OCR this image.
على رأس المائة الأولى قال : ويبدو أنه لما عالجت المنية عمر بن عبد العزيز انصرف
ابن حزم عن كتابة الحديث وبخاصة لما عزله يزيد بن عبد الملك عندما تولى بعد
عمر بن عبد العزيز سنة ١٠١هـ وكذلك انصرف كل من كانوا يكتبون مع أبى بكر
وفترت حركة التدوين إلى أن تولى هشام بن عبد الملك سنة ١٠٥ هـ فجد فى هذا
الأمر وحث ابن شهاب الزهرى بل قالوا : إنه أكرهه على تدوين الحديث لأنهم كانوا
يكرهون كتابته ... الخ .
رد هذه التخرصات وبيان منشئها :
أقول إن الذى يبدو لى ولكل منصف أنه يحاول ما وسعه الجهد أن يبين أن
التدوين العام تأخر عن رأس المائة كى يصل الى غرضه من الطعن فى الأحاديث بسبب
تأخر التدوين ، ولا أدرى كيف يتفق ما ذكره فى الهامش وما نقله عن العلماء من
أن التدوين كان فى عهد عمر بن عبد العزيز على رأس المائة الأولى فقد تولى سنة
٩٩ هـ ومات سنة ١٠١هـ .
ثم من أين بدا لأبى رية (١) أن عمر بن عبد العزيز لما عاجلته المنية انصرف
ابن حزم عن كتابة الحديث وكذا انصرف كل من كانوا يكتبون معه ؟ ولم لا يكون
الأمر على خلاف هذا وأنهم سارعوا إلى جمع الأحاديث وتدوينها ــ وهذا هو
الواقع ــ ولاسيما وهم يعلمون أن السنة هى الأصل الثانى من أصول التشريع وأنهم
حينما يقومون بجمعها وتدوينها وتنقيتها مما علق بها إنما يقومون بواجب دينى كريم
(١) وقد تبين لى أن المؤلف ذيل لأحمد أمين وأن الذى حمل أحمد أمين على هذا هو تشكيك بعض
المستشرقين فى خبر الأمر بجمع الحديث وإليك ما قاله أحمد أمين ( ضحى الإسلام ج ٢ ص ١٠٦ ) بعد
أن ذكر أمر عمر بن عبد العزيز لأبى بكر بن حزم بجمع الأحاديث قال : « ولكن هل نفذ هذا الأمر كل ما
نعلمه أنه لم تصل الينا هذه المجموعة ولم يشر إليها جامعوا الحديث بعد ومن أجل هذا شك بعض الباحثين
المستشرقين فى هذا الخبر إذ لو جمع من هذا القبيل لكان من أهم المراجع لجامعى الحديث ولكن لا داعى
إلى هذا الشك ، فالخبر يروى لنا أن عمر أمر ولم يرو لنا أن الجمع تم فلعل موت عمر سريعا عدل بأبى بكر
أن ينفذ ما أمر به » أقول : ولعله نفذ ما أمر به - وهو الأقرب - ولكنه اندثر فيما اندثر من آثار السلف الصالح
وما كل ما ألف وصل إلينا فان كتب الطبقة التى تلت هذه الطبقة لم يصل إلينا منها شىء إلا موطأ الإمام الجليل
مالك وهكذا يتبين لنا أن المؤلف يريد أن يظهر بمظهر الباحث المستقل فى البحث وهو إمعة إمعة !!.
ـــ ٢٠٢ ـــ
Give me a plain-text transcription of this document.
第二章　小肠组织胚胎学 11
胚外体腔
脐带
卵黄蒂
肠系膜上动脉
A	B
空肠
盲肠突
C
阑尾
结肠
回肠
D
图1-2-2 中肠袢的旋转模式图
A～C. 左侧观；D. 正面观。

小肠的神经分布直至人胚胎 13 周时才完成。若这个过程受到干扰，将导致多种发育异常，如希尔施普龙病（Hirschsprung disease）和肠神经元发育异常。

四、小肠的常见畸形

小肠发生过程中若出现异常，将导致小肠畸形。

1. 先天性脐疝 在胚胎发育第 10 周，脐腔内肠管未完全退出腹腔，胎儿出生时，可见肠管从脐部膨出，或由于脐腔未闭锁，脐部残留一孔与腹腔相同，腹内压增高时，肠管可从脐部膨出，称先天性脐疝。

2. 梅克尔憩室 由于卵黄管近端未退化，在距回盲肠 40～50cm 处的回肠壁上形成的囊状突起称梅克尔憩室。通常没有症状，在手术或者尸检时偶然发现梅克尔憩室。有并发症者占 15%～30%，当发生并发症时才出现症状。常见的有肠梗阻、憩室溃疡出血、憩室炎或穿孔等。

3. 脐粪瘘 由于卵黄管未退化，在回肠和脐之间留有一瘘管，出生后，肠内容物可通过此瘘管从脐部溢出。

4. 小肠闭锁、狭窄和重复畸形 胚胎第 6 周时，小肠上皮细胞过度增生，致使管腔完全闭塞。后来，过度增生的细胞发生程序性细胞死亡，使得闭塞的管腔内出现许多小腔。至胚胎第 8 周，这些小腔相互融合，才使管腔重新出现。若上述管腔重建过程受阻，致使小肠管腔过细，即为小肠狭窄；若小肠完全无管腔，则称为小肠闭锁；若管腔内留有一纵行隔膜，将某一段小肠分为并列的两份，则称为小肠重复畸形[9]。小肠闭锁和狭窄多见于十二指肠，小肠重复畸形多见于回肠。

The exercise. Give back all the data exactly as written.

Solution for this exercise.
OCR this image.
على رأس المائة الأولى قال : ويبدو أنه لما عالجت المنية عمر بن عبد العزيز انصرف
ابن حزم عن كتابة الحديث وبخاصة لما عزله يزيد بن عبد الملك عندما تولى بعد
عمر بن عبد العزيز سنة ١٠١هـ وكذلك انصرف كل من كانوا يكتبون مع أبى بكر
وفترت حركة التدوين إلى أن تولى هشام بن عبد الملك سنة ١٠٥ هـ فجد فى هذا
الأمر وحث ابن شهاب الزهرى بل قالوا : إنه أكرهه على تدوين الحديث لأنهم كانوا
يكرهون كتابته ... الخ .
رد هذه التخرصات وبيان منشئها :
أقول إن الذى يبدو لى ولكل منصف أنه يحاول ما وسعه الجهد أن يبين أن
التدوين العام تأخر عن رأس المائة كى يصل الى غرضه من الطعن فى الأحاديث بسبب
تأخر التدوين ، ولا أدرى كيف يتفق ما ذكره فى الهامش وما نقله عن العلماء من
أن التدوين كان فى عهد عمر بن عبد العزيز على رأس المائة الأولى فقد تولى سنة
٩٩ هـ ومات سنة ١٠١هـ .
ثم من أين بدا لأبى رية (١) أن عمر بن عبد العزيز لما عاجلته المنية انصرف
ابن حزم عن كتابة الحديث وكذا انصرف كل من كانوا يكتبون معه ؟ ولم لا يكون
الأمر على خلاف هذا وأنهم سارعوا إلى جمع الأحاديث وتدوينها ــ وهذا هو
الواقع ــ ولاسيما وهم يعلمون أن السنة هى الأصل الثانى من أصول التشريع وأنهم
حينما يقومون بجمعها وتدوينها وتنقيتها مما علق بها إنما يقومون بواجب دينى كريم
(١) وقد تبين لى أن المؤلف ذيل لأحمد أمين وأن الذى حمل أحمد أمين على هذا هو تشكيك بعض
المستشرقين فى خبر الأمر بجمع الحديث وإليك ما قاله أحمد أمين ( ضحى الإسلام ج ٢ ص ١٠٦ ) بعد
أن ذكر أمر عمر بن عبد العزيز لأبى بكر بن حزم بجمع الأحاديث قال : « ولكن هل نفذ هذا الأمر كل ما
نعلمه أنه لم تصل الينا هذه المجموعة ولم يشر إليها جامعوا الحديث بعد ومن أجل هذا شك بعض الباحثين
المستشرقين فى هذا الخبر إذ لو جمع من هذا القبيل لكان من أهم المراجع لجامعى الحديث ولكن لا داعى
إلى هذا الشك ، فالخبر يروى لنا أن عمر أمر ولم يرو لنا أن الجمع تم فلعل موت عمر سريعا عدل بأبى بكر
أن ينفذ ما أمر به » أقول : ولعله نفذ ما أمر به - وهو الأقرب - ولكنه اندثر فيما اندثر من آثار السلف الصالح
وما كل ما ألف وصل إلينا فان كتب الطبقة التى تلت هذه الطبقة لم يصل إلينا منها شىء إلا موطأ الإمام الجليل
مالك وهكذا يتبين لنا أن المؤلف يريد أن يظهر بمظهر الباحث المستقل فى البحث وهو إمعة إمعة !!.
ـــ ٢٠٢ ـــ
Give me a plain-text transcription of this document.
第二章　小肠组织胚胎学 11
胚外体腔
脐带
卵黄蒂
肠系膜上动脉
A	B
空肠
盲肠突
C
阑尾
结肠
回肠
D
图1-2-2 中肠袢的旋转模式图
A～C. 左侧观；D. 正面观。

小肠的神经分布直至人胚胎 13 周时才完成。若这个过程受到干扰，将导致多种发育异常，如希尔施普龙病（Hirschsprung disease）和肠神经元发育异常。

四、小肠的常见畸形

小肠发生过程中若出现异常，将导致小肠畸形。

1. 先天性脐疝 在胚胎发育第 10 周，脐腔内肠管未完全退出腹腔，胎儿出生时，可见肠管从脐部膨出，或由于脐腔未闭锁，脐部残留一孔与腹腔相同，腹内压增高时，肠管可从脐部膨出，称先天性脐疝。

2. 梅克尔憩室 由于卵黄管近端未退化，在距回盲肠 40～50cm 处的回肠壁上形成的囊状突起称梅克尔憩室。通常没有症状，在手术或者尸检时偶然发现梅克尔憩室。有并发症者占 15%～30%，当发生并发症时才出现症状。常见的有肠梗阻、憩室溃疡出血、憩室炎或穿孔等。

3. 脐粪瘘 由于卵黄管未退化，在回肠和脐之间留有一瘘管，出生后，肠内容物可通过此瘘管从脐部溢出。

4. 小肠闭锁、狭窄和重复畸形 胚胎第 6 周时，小肠上皮细胞过度增生，致使管腔完全闭塞。后来，过度增生的细胞发生程序性细胞死亡，使得闭塞的管腔内出现许多小腔。至胚胎第 8 周，这些小腔相互融合，才使管腔重新出现。若上述管腔重建过程受阻，致使小肠管腔过细，即为小肠狭窄；若小肠完全无管腔，则称为小肠闭锁；若管腔内留有一纵行隔膜，将某一段小肠分为并列的两份，则称为小肠重复畸形[9]。小肠闭锁和狭窄多见于十二指肠，小肠重复畸形多见于回肠。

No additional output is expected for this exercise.